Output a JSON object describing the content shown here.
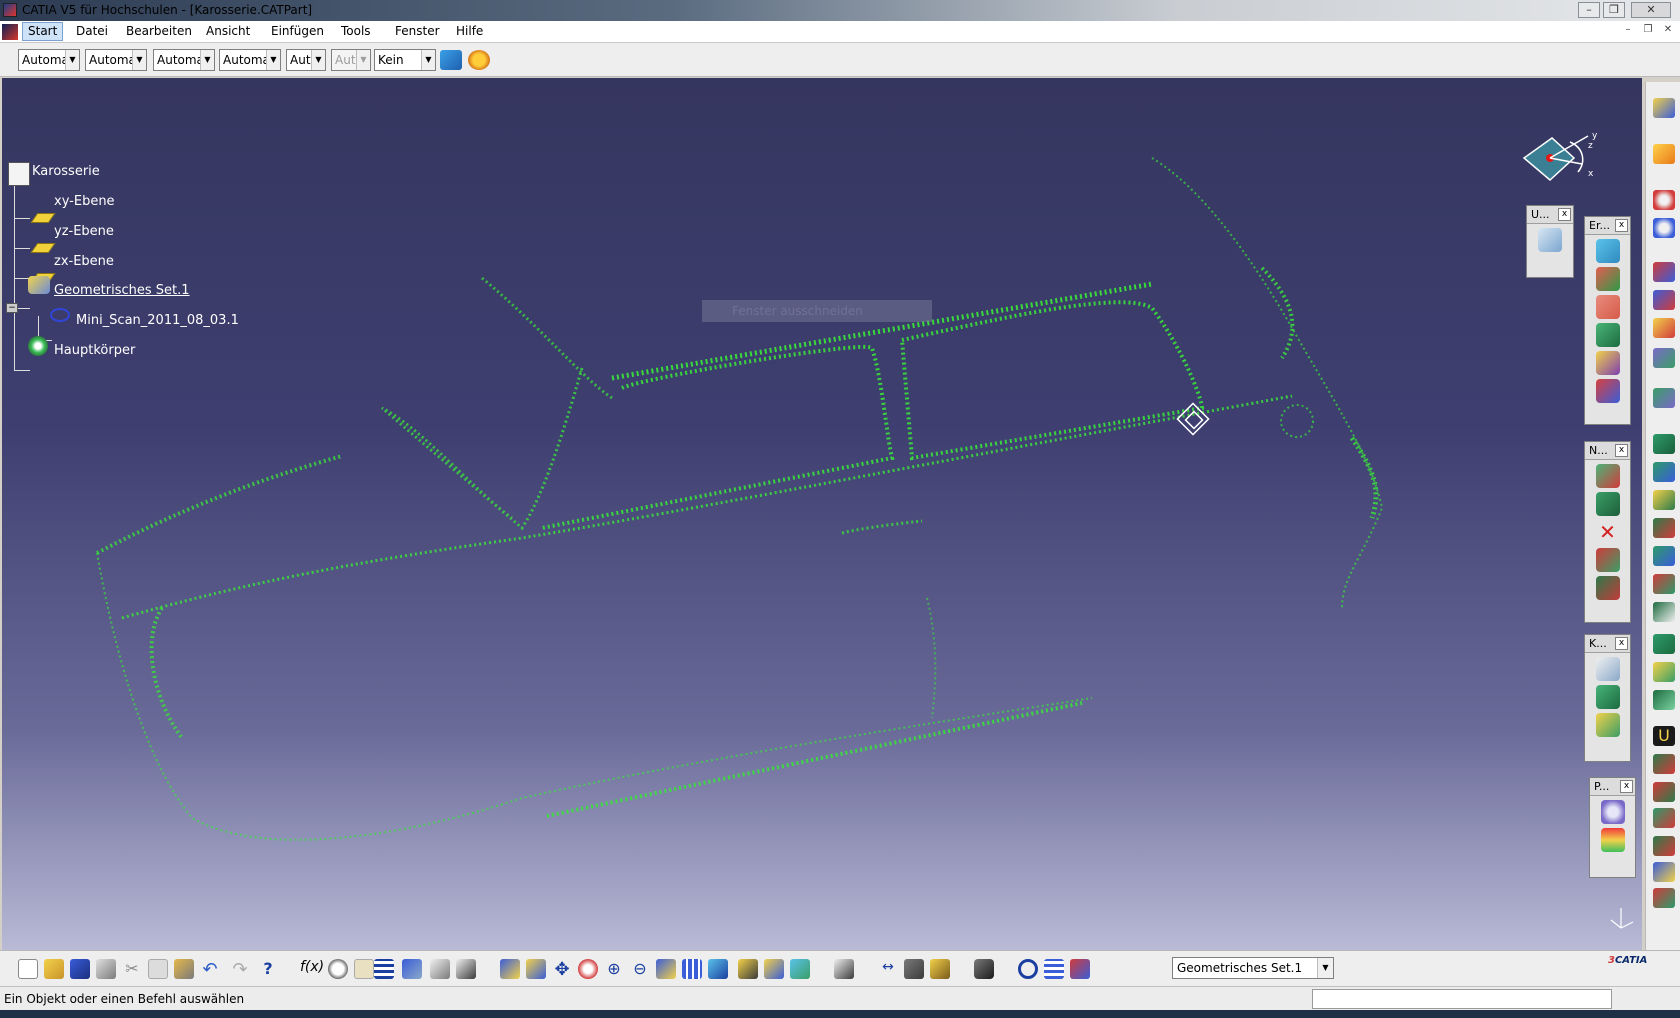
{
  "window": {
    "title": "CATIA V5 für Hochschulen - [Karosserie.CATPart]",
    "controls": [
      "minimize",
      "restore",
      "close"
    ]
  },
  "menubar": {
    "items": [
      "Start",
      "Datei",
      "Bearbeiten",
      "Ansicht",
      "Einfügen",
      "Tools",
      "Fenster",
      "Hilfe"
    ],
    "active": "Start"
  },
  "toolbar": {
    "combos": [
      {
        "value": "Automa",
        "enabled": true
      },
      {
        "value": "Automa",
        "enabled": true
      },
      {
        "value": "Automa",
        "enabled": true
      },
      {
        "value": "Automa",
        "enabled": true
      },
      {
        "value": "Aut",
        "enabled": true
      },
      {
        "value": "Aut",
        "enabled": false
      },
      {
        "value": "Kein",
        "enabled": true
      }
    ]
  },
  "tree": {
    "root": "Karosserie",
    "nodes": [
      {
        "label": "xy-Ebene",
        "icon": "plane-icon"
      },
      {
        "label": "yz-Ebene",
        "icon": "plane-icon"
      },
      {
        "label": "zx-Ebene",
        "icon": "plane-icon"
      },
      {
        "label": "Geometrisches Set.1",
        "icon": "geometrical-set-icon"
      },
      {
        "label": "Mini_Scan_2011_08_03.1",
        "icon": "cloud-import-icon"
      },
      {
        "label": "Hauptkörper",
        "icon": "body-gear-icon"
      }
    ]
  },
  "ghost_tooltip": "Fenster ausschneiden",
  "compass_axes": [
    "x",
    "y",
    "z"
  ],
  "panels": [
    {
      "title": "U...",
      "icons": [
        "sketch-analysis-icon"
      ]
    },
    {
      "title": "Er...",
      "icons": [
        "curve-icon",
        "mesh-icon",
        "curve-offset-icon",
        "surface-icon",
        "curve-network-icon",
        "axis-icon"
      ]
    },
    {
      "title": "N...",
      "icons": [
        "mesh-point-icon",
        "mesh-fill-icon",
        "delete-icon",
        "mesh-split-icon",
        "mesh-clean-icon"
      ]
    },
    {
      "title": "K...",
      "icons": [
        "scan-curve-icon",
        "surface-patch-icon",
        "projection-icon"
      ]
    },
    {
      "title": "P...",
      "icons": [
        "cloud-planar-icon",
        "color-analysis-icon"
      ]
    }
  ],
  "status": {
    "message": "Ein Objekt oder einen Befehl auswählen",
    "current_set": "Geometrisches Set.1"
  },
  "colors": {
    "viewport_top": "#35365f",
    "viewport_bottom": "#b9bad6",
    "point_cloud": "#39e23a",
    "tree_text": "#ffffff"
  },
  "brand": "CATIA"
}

SET TASK
Return to the listing above and set it down exactly, leaving out its pictures.

ANSWER TO THE PROBLEM
Output a JSON object describing the content shown here.
{
  "window": {
    "title": "CATIA V5 für Hochschulen - [Karosserie.CATPart]",
    "controls": [
      "minimize",
      "restore",
      "close"
    ]
  },
  "menubar": {
    "items": [
      "Start",
      "Datei",
      "Bearbeiten",
      "Ansicht",
      "Einfügen",
      "Tools",
      "Fenster",
      "Hilfe"
    ],
    "active": "Start"
  },
  "toolbar": {
    "combos": [
      {
        "value": "Automa",
        "enabled": true
      },
      {
        "value": "Automa",
        "enabled": true
      },
      {
        "value": "Automa",
        "enabled": true
      },
      {
        "value": "Automa",
        "enabled": true
      },
      {
        "value": "Aut",
        "enabled": true
      },
      {
        "value": "Aut",
        "enabled": false
      },
      {
        "value": "Kein",
        "enabled": true
      }
    ]
  },
  "tree": {
    "root": "Karosserie",
    "nodes": [
      {
        "label": "xy-Ebene",
        "icon": "plane-icon"
      },
      {
        "label": "yz-Ebene",
        "icon": "plane-icon"
      },
      {
        "label": "zx-Ebene",
        "icon": "plane-icon"
      },
      {
        "label": "Geometrisches Set.1",
        "icon": "geometrical-set-icon"
      },
      {
        "label": "Mini_Scan_2011_08_03.1",
        "icon": "cloud-import-icon"
      },
      {
        "label": "Hauptkörper",
        "icon": "body-gear-icon"
      }
    ]
  },
  "ghost_tooltip": "Fenster ausschneiden",
  "compass_axes": [
    "x",
    "y",
    "z"
  ],
  "panels": [
    {
      "title": "U...",
      "icons": [
        "sketch-analysis-icon"
      ]
    },
    {
      "title": "Er...",
      "icons": [
        "curve-icon",
        "mesh-icon",
        "curve-offset-icon",
        "surface-icon",
        "curve-network-icon",
        "axis-icon"
      ]
    },
    {
      "title": "N...",
      "icons": [
        "mesh-point-icon",
        "mesh-fill-icon",
        "delete-icon",
        "mesh-split-icon",
        "mesh-clean-icon"
      ]
    },
    {
      "title": "K...",
      "icons": [
        "scan-curve-icon",
        "surface-patch-icon",
        "projection-icon"
      ]
    },
    {
      "title": "P...",
      "icons": [
        "cloud-planar-icon",
        "color-analysis-icon"
      ]
    }
  ],
  "status": {
    "message": "Ein Objekt oder einen Befehl auswählen",
    "current_set": "Geometrisches Set.1"
  },
  "colors": {
    "viewport_top": "#35365f",
    "viewport_bottom": "#b9bad6",
    "point_cloud": "#39e23a",
    "tree_text": "#ffffff"
  },
  "brand": "CATIA"
}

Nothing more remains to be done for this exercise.